Goal of the exercise: Extract the complete listing and repeat it word for word.

Records that describe figures
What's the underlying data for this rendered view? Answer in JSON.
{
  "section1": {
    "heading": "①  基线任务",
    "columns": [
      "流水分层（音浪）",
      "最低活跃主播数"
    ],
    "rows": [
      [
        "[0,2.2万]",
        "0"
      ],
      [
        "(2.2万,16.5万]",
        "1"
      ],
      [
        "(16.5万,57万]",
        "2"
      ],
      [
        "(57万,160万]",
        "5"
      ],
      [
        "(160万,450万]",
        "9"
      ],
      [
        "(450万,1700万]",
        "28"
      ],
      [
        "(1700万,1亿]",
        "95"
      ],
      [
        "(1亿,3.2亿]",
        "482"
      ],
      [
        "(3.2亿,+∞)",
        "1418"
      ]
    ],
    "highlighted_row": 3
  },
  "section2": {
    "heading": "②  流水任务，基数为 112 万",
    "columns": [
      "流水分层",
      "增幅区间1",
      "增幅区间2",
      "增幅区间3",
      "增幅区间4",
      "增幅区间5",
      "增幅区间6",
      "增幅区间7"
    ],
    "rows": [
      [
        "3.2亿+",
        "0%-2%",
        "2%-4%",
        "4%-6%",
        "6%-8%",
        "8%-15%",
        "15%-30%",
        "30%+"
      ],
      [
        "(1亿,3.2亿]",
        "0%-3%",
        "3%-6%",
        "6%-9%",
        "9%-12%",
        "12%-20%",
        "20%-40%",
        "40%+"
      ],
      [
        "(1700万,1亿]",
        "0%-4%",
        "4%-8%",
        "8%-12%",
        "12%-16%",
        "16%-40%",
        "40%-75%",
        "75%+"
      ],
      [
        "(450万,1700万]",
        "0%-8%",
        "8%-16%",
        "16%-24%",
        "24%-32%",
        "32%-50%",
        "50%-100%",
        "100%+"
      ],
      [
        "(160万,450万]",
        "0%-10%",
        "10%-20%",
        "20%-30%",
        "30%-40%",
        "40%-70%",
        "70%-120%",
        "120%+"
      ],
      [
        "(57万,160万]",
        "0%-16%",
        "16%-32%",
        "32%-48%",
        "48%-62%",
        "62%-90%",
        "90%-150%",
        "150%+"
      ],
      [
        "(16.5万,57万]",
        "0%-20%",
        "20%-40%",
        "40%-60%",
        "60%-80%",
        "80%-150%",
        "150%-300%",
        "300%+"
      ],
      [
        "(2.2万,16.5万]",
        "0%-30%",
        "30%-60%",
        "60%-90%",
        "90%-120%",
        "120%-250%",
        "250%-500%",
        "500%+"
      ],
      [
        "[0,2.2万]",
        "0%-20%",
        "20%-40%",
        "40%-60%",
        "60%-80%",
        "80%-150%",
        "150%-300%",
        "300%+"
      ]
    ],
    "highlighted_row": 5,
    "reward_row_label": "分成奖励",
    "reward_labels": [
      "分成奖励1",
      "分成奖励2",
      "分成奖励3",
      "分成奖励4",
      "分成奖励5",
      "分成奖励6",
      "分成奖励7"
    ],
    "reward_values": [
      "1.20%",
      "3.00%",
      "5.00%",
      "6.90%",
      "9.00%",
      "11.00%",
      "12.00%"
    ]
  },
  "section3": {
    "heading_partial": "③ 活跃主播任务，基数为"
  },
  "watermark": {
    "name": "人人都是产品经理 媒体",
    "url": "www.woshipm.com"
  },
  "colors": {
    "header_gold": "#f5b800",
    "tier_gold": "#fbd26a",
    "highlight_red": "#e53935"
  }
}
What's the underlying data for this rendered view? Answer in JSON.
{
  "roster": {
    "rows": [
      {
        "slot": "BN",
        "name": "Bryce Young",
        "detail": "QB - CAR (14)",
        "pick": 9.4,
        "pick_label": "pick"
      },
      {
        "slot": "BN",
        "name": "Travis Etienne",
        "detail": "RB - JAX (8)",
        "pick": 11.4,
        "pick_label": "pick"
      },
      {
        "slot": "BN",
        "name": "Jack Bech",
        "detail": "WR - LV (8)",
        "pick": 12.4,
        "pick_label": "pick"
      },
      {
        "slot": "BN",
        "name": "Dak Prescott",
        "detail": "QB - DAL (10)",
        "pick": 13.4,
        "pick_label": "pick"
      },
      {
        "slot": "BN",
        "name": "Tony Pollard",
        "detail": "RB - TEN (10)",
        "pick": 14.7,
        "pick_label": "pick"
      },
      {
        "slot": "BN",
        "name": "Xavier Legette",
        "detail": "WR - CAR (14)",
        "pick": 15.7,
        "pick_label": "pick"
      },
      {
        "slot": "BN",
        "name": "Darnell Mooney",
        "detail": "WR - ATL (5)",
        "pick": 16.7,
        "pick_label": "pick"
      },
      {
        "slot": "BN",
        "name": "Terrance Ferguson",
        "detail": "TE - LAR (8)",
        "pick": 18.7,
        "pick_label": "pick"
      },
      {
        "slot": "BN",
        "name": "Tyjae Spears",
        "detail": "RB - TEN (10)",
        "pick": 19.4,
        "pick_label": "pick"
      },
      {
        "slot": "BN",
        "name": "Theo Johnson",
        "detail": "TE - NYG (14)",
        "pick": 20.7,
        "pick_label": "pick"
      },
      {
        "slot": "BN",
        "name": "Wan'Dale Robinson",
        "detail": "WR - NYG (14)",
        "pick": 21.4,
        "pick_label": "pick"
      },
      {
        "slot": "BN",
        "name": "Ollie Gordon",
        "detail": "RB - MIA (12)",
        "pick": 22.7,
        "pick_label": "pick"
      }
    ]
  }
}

Answer for this exercise:
What's the underlying data for this rendered view? Answer in JSON.
{
  "section1": {
    "heading": "①  基线任务",
    "columns": [
      "流水分层（音浪）",
      "最低活跃主播数"
    ],
    "rows": [
      [
        "[0,2.2万]",
        "0"
      ],
      [
        "(2.2万,16.5万]",
        "1"
      ],
      [
        "(16.5万,57万]",
        "2"
      ],
      [
        "(57万,160万]",
        "5"
      ],
      [
        "(160万,450万]",
        "9"
      ],
      [
        "(450万,1700万]",
        "28"
      ],
      [
        "(1700万,1亿]",
        "95"
      ],
      [
        "(1亿,3.2亿]",
        "482"
      ],
      [
        "(3.2亿,+∞)",
        "1418"
      ]
    ],
    "highlighted_row": 3
  },
  "section2": {
    "heading": "②  流水任务，基数为 112 万",
    "columns": [
      "流水分层",
      "增幅区间1",
      "增幅区间2",
      "增幅区间3",
      "增幅区间4",
      "增幅区间5",
      "增幅区间6",
      "增幅区间7"
    ],
    "rows": [
      [
        "3.2亿+",
        "0%-2%",
        "2%-4%",
        "4%-6%",
        "6%-8%",
        "8%-15%",
        "15%-30%",
        "30%+"
      ],
      [
        "(1亿,3.2亿]",
        "0%-3%",
        "3%-6%",
        "6%-9%",
        "9%-12%",
        "12%-20%",
        "20%-40%",
        "40%+"
      ],
      [
        "(1700万,1亿]",
        "0%-4%",
        "4%-8%",
        "8%-12%",
        "12%-16%",
        "16%-40%",
        "40%-75%",
        "75%+"
      ],
      [
        "(450万,1700万]",
        "0%-8%",
        "8%-16%",
        "16%-24%",
        "24%-32%",
        "32%-50%",
        "50%-100%",
        "100%+"
      ],
      [
        "(160万,450万]",
        "0%-10%",
        "10%-20%",
        "20%-30%",
        "30%-40%",
        "40%-70%",
        "70%-120%",
        "120%+"
      ],
      [
        "(57万,160万]",
        "0%-16%",
        "16%-32%",
        "32%-48%",
        "48%-62%",
        "62%-90%",
        "90%-150%",
        "150%+"
      ],
      [
        "(16.5万,57万]",
        "0%-20%",
        "20%-40%",
        "40%-60%",
        "60%-80%",
        "80%-150%",
        "150%-300%",
        "300%+"
      ],
      [
        "(2.2万,16.5万]",
        "0%-30%",
        "30%-60%",
        "60%-90%",
        "90%-120%",
        "120%-250%",
        "250%-500%",
        "500%+"
      ],
      [
        "[0,2.2万]",
        "0%-20%",
        "20%-40%",
        "40%-60%",
        "60%-80%",
        "80%-150%",
        "150%-300%",
        "300%+"
      ]
    ],
    "highlighted_row": 5,
    "reward_row_label": "分成奖励",
    "reward_labels": [
      "分成奖励1",
      "分成奖励2",
      "分成奖励3",
      "分成奖励4",
      "分成奖励5",
      "分成奖励6",
      "分成奖励7"
    ],
    "reward_values": [
      "1.20%",
      "3.00%",
      "5.00%",
      "6.90%",
      "9.00%",
      "11.00%",
      "12.00%"
    ]
  },
  "section3": {
    "heading_partial": "③ 活跃主播任务，基数为"
  },
  "watermark": {
    "name": "人人都是产品经理 媒体",
    "url": "www.woshipm.com"
  },
  "colors": {
    "header_gold": "#f5b800",
    "tier_gold": "#fbd26a",
    "highlight_red": "#e53935"
  }
}
What's the underlying data for this rendered view? Answer in JSON.
{
  "roster": {
    "rows": [
      {
        "slot": "BN",
        "name": "Bryce Young",
        "detail": "QB - CAR (14)",
        "pick": 9.4,
        "pick_label": "pick"
      },
      {
        "slot": "BN",
        "name": "Travis Etienne",
        "detail": "RB - JAX (8)",
        "pick": 11.4,
        "pick_label": "pick"
      },
      {
        "slot": "BN",
        "name": "Jack Bech",
        "detail": "WR - LV (8)",
        "pick": 12.4,
        "pick_label": "pick"
      },
      {
        "slot": "BN",
        "name": "Dak Prescott",
        "detail": "QB - DAL (10)",
        "pick": 13.4,
        "pick_label": "pick"
      },
      {
        "slot": "BN",
        "name": "Tony Pollard",
        "detail": "RB - TEN (10)",
        "pick": 14.7,
        "pick_label": "pick"
      },
      {
        "slot": "BN",
        "name": "Xavier Legette",
        "detail": "WR - CAR (14)",
        "pick": 15.7,
        "pick_label": "pick"
      },
      {
        "slot": "BN",
        "name": "Darnell Mooney",
        "detail": "WR - ATL (5)",
        "pick": 16.7,
        "pick_label": "pick"
      },
      {
        "slot": "BN",
        "name": "Terrance Ferguson",
        "detail": "TE - LAR (8)",
        "pick": 18.7,
        "pick_label": "pick"
      },
      {
        "slot": "BN",
        "name": "Tyjae Spears",
        "detail": "RB - TEN (10)",
        "pick": 19.4,
        "pick_label": "pick"
      },
      {
        "slot": "BN",
        "name": "Theo Johnson",
        "detail": "TE - NYG (14)",
        "pick": 20.7,
        "pick_label": "pick"
      },
      {
        "slot": "BN",
        "name": "Wan'Dale Robinson",
        "detail": "WR - NYG (14)",
        "pick": 21.4,
        "pick_label": "pick"
      },
      {
        "slot": "BN",
        "name": "Ollie Gordon",
        "detail": "RB - MIA (12)",
        "pick": 22.7,
        "pick_label": "pick"
      }
    ]
  }
}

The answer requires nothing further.